══ Extracted material ══
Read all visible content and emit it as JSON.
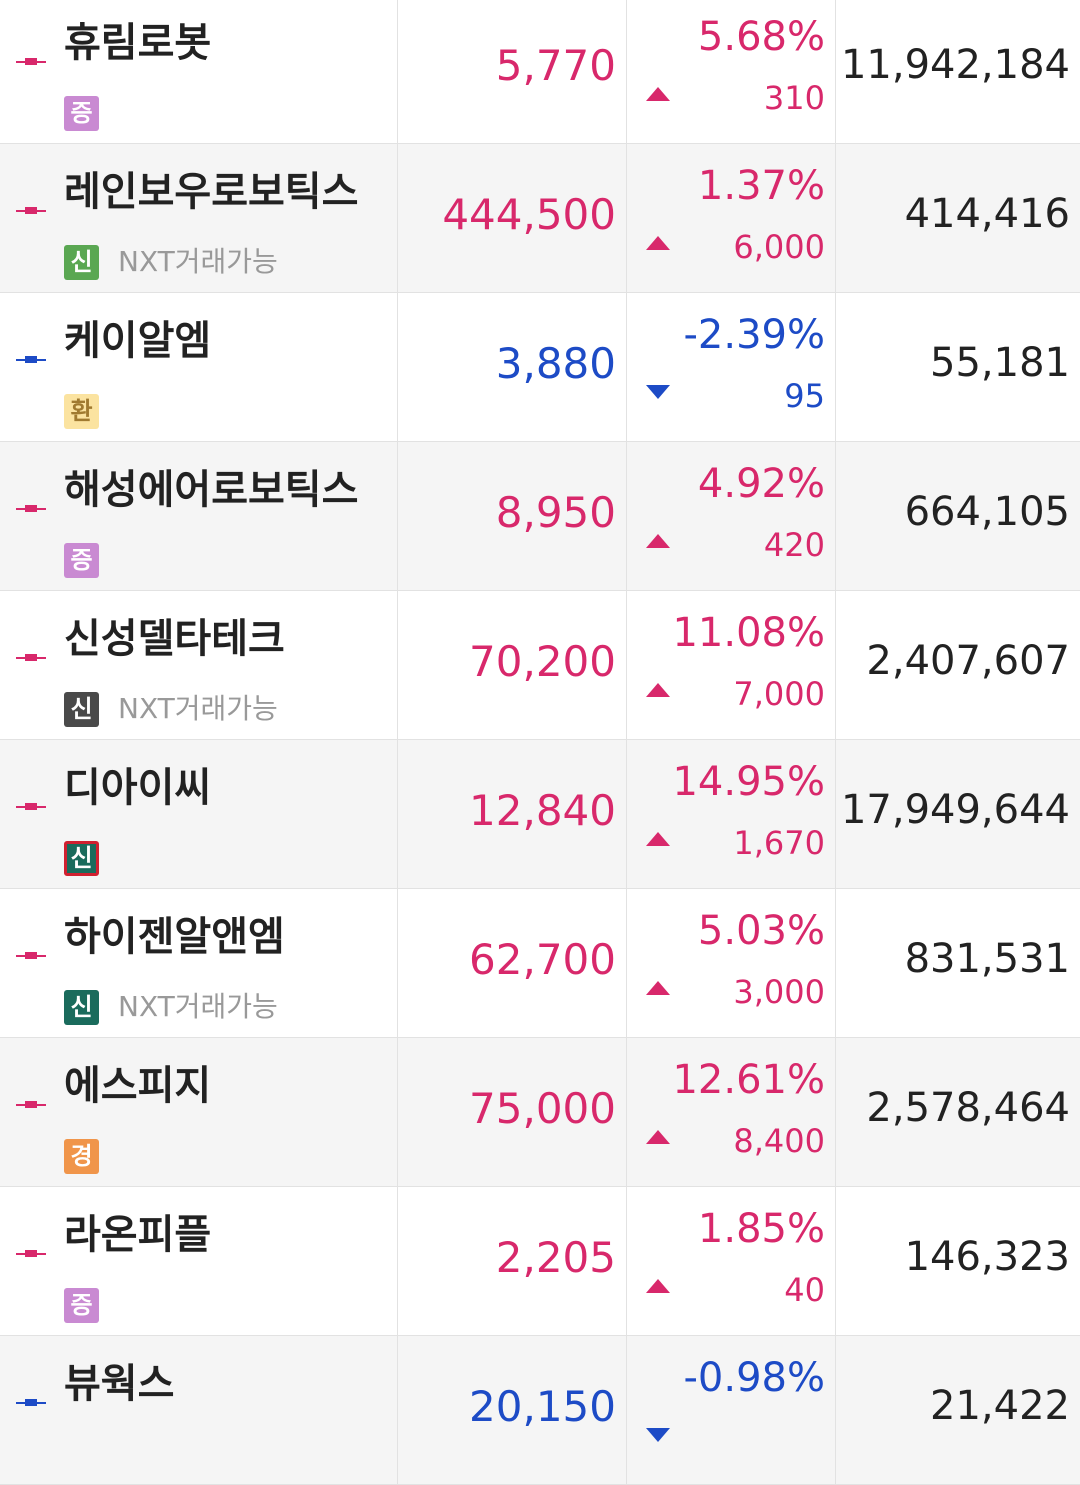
{
  "rows": [
    {
      "name": "휴림로봇",
      "badge": "증",
      "badge_style": "purple",
      "price": "5,770",
      "change_pct": "5.68%",
      "change": "310",
      "volume": "11,942,184",
      "direction": "up"
    },
    {
      "name": "레인보우로보틱스",
      "badge": "신",
      "badge_style": "green",
      "note": "NXT거래가능",
      "price": "444,500",
      "change_pct": "1.37%",
      "change": "6,000",
      "volume": "414,416",
      "direction": "up"
    },
    {
      "name": "케이알엠",
      "badge": "환",
      "badge_style": "yellow",
      "price": "3,880",
      "change_pct": "-2.39%",
      "change": "95",
      "volume": "55,181",
      "direction": "down"
    },
    {
      "name": "해성에어로보틱스",
      "badge": "증",
      "badge_style": "purple",
      "price": "8,950",
      "change_pct": "4.92%",
      "change": "420",
      "volume": "664,105",
      "direction": "up"
    },
    {
      "name": "신성델타테크",
      "badge": "신",
      "badge_style": "gray",
      "note": "NXT거래가능",
      "price": "70,200",
      "change_pct": "11.08%",
      "change": "7,000",
      "volume": "2,407,607",
      "direction": "up"
    },
    {
      "name": "디아이씨",
      "badge": "신",
      "badge_style": "teal-red",
      "price": "12,840",
      "change_pct": "14.95%",
      "change": "1,670",
      "volume": "17,949,644",
      "direction": "up"
    },
    {
      "name": "하이젠알앤엠",
      "badge": "신",
      "badge_style": "teal",
      "note": "NXT거래가능",
      "price": "62,700",
      "change_pct": "5.03%",
      "change": "3,000",
      "volume": "831,531",
      "direction": "up"
    },
    {
      "name": "에스피지",
      "badge": "경",
      "badge_style": "orange",
      "price": "75,000",
      "change_pct": "12.61%",
      "change": "8,400",
      "volume": "2,578,464",
      "direction": "up"
    },
    {
      "name": "라온피플",
      "badge": "증",
      "badge_style": "purple",
      "price": "2,205",
      "change_pct": "1.85%",
      "change": "40",
      "volume": "146,323",
      "direction": "up"
    },
    {
      "name": "뷰웍스",
      "price": "20,150",
      "change_pct": "-0.98%",
      "volume": "21,422",
      "direction": "down"
    }
  ]
}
═══
Your task
Within the material above, find the lines that contain the word "price"; copy them.

Answer for the task
      "price": "5,770",
      "price": "444,500",
      "price": "3,880",
      "price": "8,950",
      "price": "70,200",
      "price": "12,840",
      "price": "62,700",
      "price": "75,000",
      "price": "2,205",
      "price": "20,150",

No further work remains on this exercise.